* START *

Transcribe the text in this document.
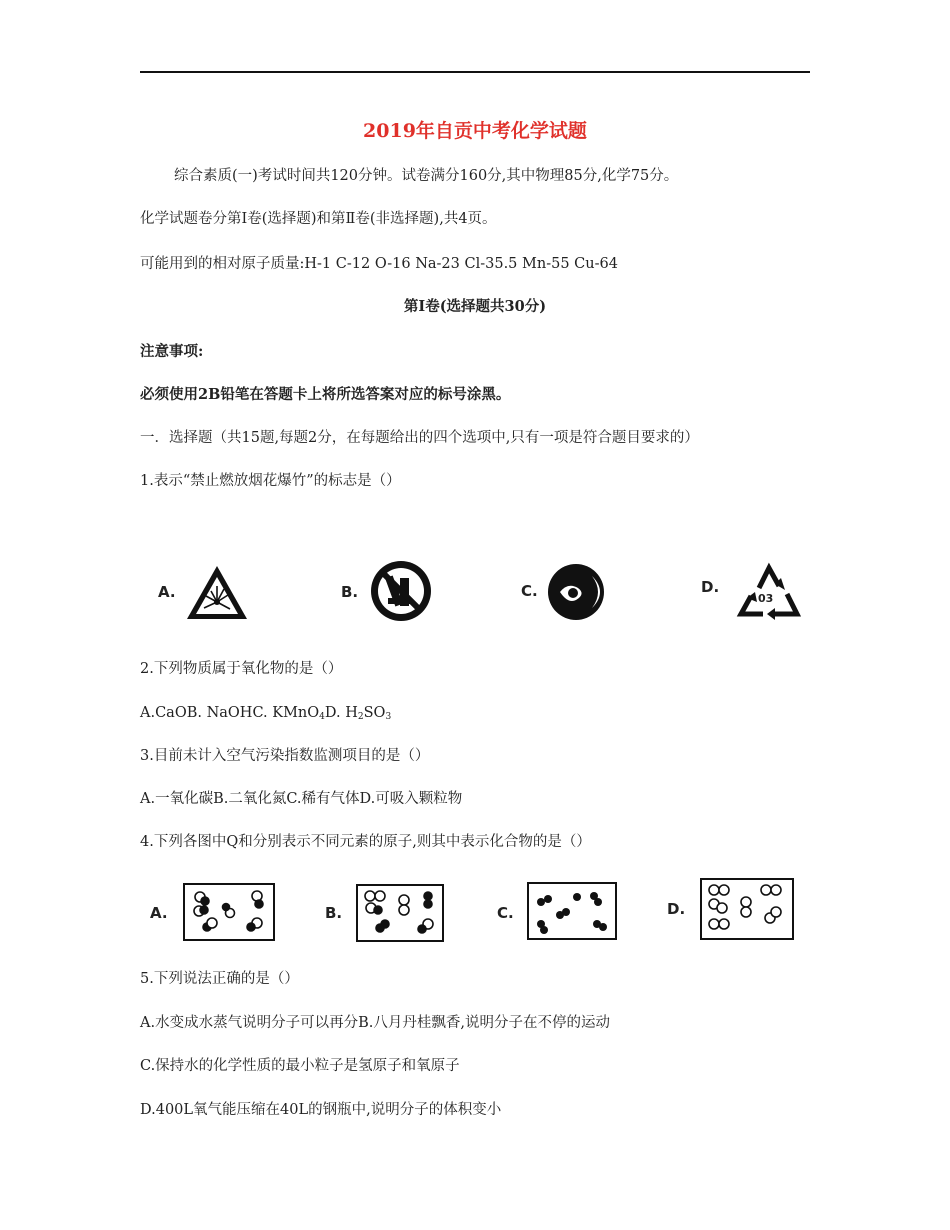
2019年自贡中考化学试题
综合素质(一)考试时间共120分钟。试卷满分160分,其中物理85分,化学75分。
化学试题卷分第Ⅰ卷(选择题)和第Ⅱ卷(非选择题),共4页。
可能用到的相对原子质量:H-1 C-12 O-16 Na-23 Cl-35.5 Mn-55 Cu-64
第Ⅰ卷(选择题共30分)
注意事项:
必须使用2B铅笔在答题卡上将所选答案对应的标号涂黑。
一．选择题（共15题,每题2分，在每题给出的四个选项中,只有一项是符合题目要求的）
1.表示“禁止燃放烟花爆竹”的标志是（）
A.	B.	C.	D.
03
2.下列物质属于氧化物的是（）
A.CaOB. NaOHC. KMnO$_4$D. $H_2SO_3$
3.目前未计入空气污染指数监测项目的是（）
A.一氧化碳B.二氧化氮C.稀有气体D.可吸入颗粒物
4.下列各图中Q和分别表示不同元素的原子,则其中表示化合物的是（）
A.	B.	C.	D.
5.下列说法正确的是（）
A.水变成水蒸气说明分子可以再分B.八月丹桂飘香,说明分子在不停的运动
C.保持水的化学性质的最小粒子是氢原子和氧原子
D.400L氧气能压缩在40L的钢瓶中,说明分子的体积变小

* END *

DIRECTIONS FOR THIS TASK -> Write out the records above exactly as they appear, leaving out any pictures.

RESULT OF THIS TASK ->
Transcribe the text in this document.
2019年自贡中考化学试题
综合素质(一)考试时间共120分钟。试卷满分160分,其中物理85分,化学75分。
化学试题卷分第Ⅰ卷(选择题)和第Ⅱ卷(非选择题),共4页。
可能用到的相对原子质量:H-1 C-12 O-16 Na-23 Cl-35.5 Mn-55 Cu-64
第Ⅰ卷(选择题共30分)
注意事项:
必须使用2B铅笔在答题卡上将所选答案对应的标号涂黑。
一．选择题（共15题,每题2分，在每题给出的四个选项中,只有一项是符合题目要求的）
1.表示“禁止燃放烟花爆竹”的标志是（）
A.	B.	C.	D.
03
2.下列物质属于氧化物的是（）
A.CaOB. NaOHC. KMnO$_4$D. $H_2SO_3$
3.目前未计入空气污染指数监测项目的是（）
A.一氧化碳B.二氧化氮C.稀有气体D.可吸入颗粒物
4.下列各图中Q和分别表示不同元素的原子,则其中表示化合物的是（）
A.	B.	C.	D.
5.下列说法正确的是（）
A.水变成水蒸气说明分子可以再分B.八月丹桂飘香,说明分子在不停的运动
C.保持水的化学性质的最小粒子是氢原子和氧原子
D.400L氧气能压缩在40L的钢瓶中,说明分子的体积变小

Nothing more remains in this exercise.